Stored data:
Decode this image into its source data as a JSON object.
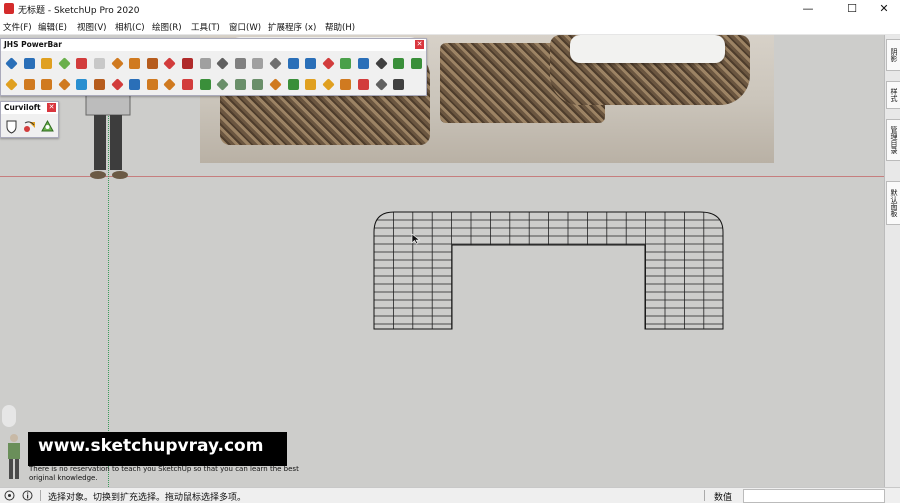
{
  "window": {
    "title": "无标题 - SketchUp Pro 2020",
    "controls": [
      "—",
      "☐",
      "✕"
    ]
  },
  "menubar": {
    "items": [
      "文件(F)",
      "编辑(E)",
      "视图(V)",
      "相机(C)",
      "绘图(R)",
      "工具(T)",
      "窗口(W)",
      "扩展程序 (x)",
      "帮助(H)"
    ]
  },
  "toolbars": {
    "jhs": {
      "title": "JHS PowerBar",
      "row1_colors": [
        "#2a6fb8",
        "#2a6fb8",
        "#e0a020",
        "#6ab04c",
        "#d23c3c",
        "#c8c8c8",
        "#d07a20",
        "#d07a20",
        "#b65c1d",
        "#d23c3c",
        "#b02a2a",
        "#a0a0a0",
        "#606060",
        "#808080",
        "#a0a0a0",
        "#707070",
        "#2a6fb8",
        "#2a6fb8",
        "#d23c3c",
        "#4aa04a",
        "#2a6fb8",
        "#404040",
        "#3a8f3a",
        "#3a8f3a"
      ],
      "row2_colors": [
        "#e0a020",
        "#d07a20",
        "#d07a20",
        "#d07a20",
        "#2a8fd0",
        "#b65c1d",
        "#d23c3c",
        "#2a6fb8",
        "#d07a20",
        "#d07a20",
        "#d23c3c",
        "#3a8f3a",
        "#6a8f6a",
        "#6a8f6a",
        "#6a8f6a",
        "#d07a20",
        "#3a8f3a",
        "#e0a020",
        "#e0a020",
        "#d07a20",
        "#d23c3c",
        "#606060",
        "#404040"
      ]
    },
    "curviloft": {
      "title": "Curviloft",
      "icons": [
        "shield-icon",
        "loft-tool-icon",
        "skin-tool-icon"
      ]
    }
  },
  "side_tabs": [
    "阴影",
    "样式",
    "管理目录",
    "默认面板"
  ],
  "status": {
    "message": "选择对象。切换到扩充选择。拖动鼠标选择多项。",
    "measure_label": "数值",
    "measure_value": ""
  },
  "watermark": {
    "url": "www.sketchupvray.com",
    "caption": "There is no reservation to teach you SketchUp so that you can learn the best original knowledge."
  }
}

*What you should do*
Every entry above needs to be retyped exactly; drop the pictures.

*Task response*
Decode this image into its source data as a JSON object.
{
  "window": {
    "title": "无标题 - SketchUp Pro 2020",
    "controls": [
      "—",
      "☐",
      "✕"
    ]
  },
  "menubar": {
    "items": [
      "文件(F)",
      "编辑(E)",
      "视图(V)",
      "相机(C)",
      "绘图(R)",
      "工具(T)",
      "窗口(W)",
      "扩展程序 (x)",
      "帮助(H)"
    ]
  },
  "toolbars": {
    "jhs": {
      "title": "JHS PowerBar",
      "row1_colors": [
        "#2a6fb8",
        "#2a6fb8",
        "#e0a020",
        "#6ab04c",
        "#d23c3c",
        "#c8c8c8",
        "#d07a20",
        "#d07a20",
        "#b65c1d",
        "#d23c3c",
        "#b02a2a",
        "#a0a0a0",
        "#606060",
        "#808080",
        "#a0a0a0",
        "#707070",
        "#2a6fb8",
        "#2a6fb8",
        "#d23c3c",
        "#4aa04a",
        "#2a6fb8",
        "#404040",
        "#3a8f3a",
        "#3a8f3a"
      ],
      "row2_colors": [
        "#e0a020",
        "#d07a20",
        "#d07a20",
        "#d07a20",
        "#2a8fd0",
        "#b65c1d",
        "#d23c3c",
        "#2a6fb8",
        "#d07a20",
        "#d07a20",
        "#d23c3c",
        "#3a8f3a",
        "#6a8f6a",
        "#6a8f6a",
        "#6a8f6a",
        "#d07a20",
        "#3a8f3a",
        "#e0a020",
        "#e0a020",
        "#d07a20",
        "#d23c3c",
        "#606060",
        "#404040"
      ]
    },
    "curviloft": {
      "title": "Curviloft",
      "icons": [
        "shield-icon",
        "loft-tool-icon",
        "skin-tool-icon"
      ]
    }
  },
  "side_tabs": [
    "阴影",
    "样式",
    "管理目录",
    "默认面板"
  ],
  "status": {
    "message": "选择对象。切换到扩充选择。拖动鼠标选择多项。",
    "measure_label": "数值",
    "measure_value": ""
  },
  "watermark": {
    "url": "www.sketchupvray.com",
    "caption": "There is no reservation to teach you SketchUp so that you can learn the best original knowledge."
  }
}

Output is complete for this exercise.